_WORK TO BE COMPLETED:_ Write out, word for word, every line from the one containing "Read out every word on this page." through the last line of the records below, both ends included.

Dataset items:
-- Begin --

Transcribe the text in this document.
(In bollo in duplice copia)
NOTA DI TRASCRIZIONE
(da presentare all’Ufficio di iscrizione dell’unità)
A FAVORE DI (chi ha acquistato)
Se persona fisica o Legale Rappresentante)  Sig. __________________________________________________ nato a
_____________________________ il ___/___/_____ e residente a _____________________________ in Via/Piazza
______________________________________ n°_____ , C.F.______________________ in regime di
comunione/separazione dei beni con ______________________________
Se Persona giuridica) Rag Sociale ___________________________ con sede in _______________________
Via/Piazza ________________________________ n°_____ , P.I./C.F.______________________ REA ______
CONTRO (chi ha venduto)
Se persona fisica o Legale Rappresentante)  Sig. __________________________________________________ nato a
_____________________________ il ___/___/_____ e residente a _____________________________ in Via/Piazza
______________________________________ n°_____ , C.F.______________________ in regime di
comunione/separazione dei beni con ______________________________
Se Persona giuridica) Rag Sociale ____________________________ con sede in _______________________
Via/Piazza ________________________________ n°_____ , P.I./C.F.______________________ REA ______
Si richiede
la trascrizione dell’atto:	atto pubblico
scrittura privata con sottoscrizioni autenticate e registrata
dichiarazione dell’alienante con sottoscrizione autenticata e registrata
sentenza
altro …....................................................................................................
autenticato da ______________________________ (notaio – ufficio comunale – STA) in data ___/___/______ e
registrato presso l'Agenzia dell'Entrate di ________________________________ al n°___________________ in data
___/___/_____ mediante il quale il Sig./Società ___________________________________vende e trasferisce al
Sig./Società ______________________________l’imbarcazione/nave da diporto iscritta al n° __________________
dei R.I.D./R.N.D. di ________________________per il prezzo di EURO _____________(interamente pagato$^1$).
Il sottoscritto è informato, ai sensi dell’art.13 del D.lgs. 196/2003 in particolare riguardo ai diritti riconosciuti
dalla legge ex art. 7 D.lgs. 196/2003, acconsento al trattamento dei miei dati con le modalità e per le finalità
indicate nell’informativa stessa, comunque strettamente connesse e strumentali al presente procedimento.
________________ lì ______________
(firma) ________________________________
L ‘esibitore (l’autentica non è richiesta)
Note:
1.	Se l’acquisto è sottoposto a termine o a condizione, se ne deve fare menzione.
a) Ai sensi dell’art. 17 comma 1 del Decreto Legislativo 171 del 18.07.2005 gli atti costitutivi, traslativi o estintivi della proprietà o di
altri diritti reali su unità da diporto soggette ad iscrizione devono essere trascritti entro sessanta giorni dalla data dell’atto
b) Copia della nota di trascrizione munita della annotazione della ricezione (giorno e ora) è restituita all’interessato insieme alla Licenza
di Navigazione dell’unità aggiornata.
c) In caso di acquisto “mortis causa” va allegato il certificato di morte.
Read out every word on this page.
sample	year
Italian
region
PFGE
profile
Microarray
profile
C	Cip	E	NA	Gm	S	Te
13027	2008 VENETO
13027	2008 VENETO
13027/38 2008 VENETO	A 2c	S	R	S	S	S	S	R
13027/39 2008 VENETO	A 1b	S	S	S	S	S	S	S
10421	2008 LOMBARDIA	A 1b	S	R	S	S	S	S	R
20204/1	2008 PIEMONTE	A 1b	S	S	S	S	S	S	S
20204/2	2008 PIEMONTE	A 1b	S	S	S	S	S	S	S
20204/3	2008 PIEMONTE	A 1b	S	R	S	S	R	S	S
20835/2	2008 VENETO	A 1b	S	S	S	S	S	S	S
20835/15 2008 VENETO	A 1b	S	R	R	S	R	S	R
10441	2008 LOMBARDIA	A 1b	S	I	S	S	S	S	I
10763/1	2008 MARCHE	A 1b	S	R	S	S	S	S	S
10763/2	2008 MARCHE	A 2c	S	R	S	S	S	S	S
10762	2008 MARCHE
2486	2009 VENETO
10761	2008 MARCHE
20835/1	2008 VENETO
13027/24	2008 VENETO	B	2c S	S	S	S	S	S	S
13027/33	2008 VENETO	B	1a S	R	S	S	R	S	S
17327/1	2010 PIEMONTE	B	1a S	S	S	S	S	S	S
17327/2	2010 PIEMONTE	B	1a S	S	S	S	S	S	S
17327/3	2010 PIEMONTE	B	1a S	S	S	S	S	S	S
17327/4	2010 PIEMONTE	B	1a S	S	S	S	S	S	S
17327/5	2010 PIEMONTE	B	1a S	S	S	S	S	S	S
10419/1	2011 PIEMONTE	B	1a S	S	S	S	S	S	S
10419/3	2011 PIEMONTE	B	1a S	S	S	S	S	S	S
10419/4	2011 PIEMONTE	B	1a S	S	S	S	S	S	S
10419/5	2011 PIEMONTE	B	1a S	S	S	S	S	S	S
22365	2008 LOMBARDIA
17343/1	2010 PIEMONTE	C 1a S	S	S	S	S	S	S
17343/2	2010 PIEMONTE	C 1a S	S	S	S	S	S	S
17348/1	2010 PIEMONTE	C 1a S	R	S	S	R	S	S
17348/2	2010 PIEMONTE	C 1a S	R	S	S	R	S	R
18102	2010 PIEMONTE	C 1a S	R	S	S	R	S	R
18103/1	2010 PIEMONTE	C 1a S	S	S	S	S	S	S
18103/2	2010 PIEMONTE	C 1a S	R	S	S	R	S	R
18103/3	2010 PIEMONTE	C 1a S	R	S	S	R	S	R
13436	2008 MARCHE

-- End --

_PROBLEM SOLUTION:_
Read out every word on this page.
sample	year
Italian
region
PFGE
profile
Microarray
profile
C	Cip	E	NA	Gm	S	Te
13027	2008 VENETO
13027	2008 VENETO
13027/38 2008 VENETO	A 2c	S	R	S	S	S	S	R
13027/39 2008 VENETO	A 1b	S	S	S	S	S	S	S
10421	2008 LOMBARDIA	A 1b	S	R	S	S	S	S	R
20204/1	2008 PIEMONTE	A 1b	S	S	S	S	S	S	S
20204/2	2008 PIEMONTE	A 1b	S	S	S	S	S	S	S
20204/3	2008 PIEMONTE	A 1b	S	R	S	S	R	S	S
20835/2	2008 VENETO	A 1b	S	S	S	S	S	S	S
20835/15 2008 VENETO	A 1b	S	R	R	S	R	S	R
10441	2008 LOMBARDIA	A 1b	S	I	S	S	S	S	I
10763/1	2008 MARCHE	A 1b	S	R	S	S	S	S	S
10763/2	2008 MARCHE	A 2c	S	R	S	S	S	S	S
10762	2008 MARCHE
2486	2009 VENETO
10761	2008 MARCHE
20835/1	2008 VENETO
13027/24	2008 VENETO	B	2c S	S	S	S	S	S	S
13027/33	2008 VENETO	B	1a S	R	S	S	R	S	S
17327/1	2010 PIEMONTE	B	1a S	S	S	S	S	S	S
17327/2	2010 PIEMONTE	B	1a S	S	S	S	S	S	S
17327/3	2010 PIEMONTE	B	1a S	S	S	S	S	S	S
17327/4	2010 PIEMONTE	B	1a S	S	S	S	S	S	S
17327/5	2010 PIEMONTE	B	1a S	S	S	S	S	S	S
10419/1	2011 PIEMONTE	B	1a S	S	S	S	S	S	S
10419/3	2011 PIEMONTE	B	1a S	S	S	S	S	S	S
10419/4	2011 PIEMONTE	B	1a S	S	S	S	S	S	S
10419/5	2011 PIEMONTE	B	1a S	S	S	S	S	S	S
22365	2008 LOMBARDIA
17343/1	2010 PIEMONTE	C 1a S	S	S	S	S	S	S
17343/2	2010 PIEMONTE	C 1a S	S	S	S	S	S	S
17348/1	2010 PIEMONTE	C 1a S	R	S	S	R	S	S
17348/2	2010 PIEMONTE	C 1a S	R	S	S	R	S	R
18102	2010 PIEMONTE	C 1a S	R	S	S	R	S	R
18103/1	2010 PIEMONTE	C 1a S	S	S	S	S	S	S
18103/2	2010 PIEMONTE	C 1a S	R	S	S	R	S	R
18103/3	2010 PIEMONTE	C 1a S	R	S	S	R	S	R
13436	2008 MARCHE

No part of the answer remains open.